◆ PROBLEM DETAILS ◆
List all lines of the data containing the word "screenshot".

A block of data
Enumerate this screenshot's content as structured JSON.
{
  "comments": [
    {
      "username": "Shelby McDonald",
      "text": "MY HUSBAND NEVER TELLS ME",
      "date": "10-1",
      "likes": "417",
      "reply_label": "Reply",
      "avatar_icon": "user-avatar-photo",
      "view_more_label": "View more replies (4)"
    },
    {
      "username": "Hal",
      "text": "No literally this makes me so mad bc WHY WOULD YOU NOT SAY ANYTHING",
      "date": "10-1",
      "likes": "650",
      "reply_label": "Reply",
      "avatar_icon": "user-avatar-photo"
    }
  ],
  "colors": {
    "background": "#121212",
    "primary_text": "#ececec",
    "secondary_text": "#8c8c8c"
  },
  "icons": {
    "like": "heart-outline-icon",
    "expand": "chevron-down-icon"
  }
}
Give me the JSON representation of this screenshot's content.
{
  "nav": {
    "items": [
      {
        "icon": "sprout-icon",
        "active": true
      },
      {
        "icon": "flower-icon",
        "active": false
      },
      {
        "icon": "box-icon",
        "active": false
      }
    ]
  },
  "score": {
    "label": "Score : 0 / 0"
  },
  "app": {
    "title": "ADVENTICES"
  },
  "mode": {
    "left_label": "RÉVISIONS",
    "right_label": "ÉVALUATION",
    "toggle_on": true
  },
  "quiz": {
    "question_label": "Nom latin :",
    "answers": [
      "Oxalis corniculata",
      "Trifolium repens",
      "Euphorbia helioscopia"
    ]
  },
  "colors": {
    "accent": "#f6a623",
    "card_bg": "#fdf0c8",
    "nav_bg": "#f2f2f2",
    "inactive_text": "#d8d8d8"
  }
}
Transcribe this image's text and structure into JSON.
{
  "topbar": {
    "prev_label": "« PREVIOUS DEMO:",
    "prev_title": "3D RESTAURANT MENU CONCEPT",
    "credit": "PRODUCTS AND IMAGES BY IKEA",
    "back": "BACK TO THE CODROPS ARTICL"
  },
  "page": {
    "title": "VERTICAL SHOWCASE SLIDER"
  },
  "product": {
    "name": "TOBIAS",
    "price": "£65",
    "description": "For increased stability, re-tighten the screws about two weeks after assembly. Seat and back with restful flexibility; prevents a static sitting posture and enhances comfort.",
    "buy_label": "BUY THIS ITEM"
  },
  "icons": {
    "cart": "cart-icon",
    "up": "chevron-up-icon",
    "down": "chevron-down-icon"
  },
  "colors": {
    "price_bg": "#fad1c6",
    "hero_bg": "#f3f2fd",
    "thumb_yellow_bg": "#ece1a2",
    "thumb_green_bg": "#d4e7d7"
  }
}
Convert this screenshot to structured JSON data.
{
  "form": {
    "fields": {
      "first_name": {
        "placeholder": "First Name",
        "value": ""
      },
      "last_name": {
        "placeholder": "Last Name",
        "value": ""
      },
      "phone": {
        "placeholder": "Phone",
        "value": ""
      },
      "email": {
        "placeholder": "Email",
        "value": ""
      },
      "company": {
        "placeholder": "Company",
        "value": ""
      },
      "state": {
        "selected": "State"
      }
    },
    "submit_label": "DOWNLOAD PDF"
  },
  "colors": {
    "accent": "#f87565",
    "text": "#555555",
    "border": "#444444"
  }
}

◆ SOLUTION TO THE PROBLEM ◆
Enumerate this screenshot's content as structured JSON.
Give me the JSON representation of this screenshot's content.
Convert this screenshot to structured JSON data.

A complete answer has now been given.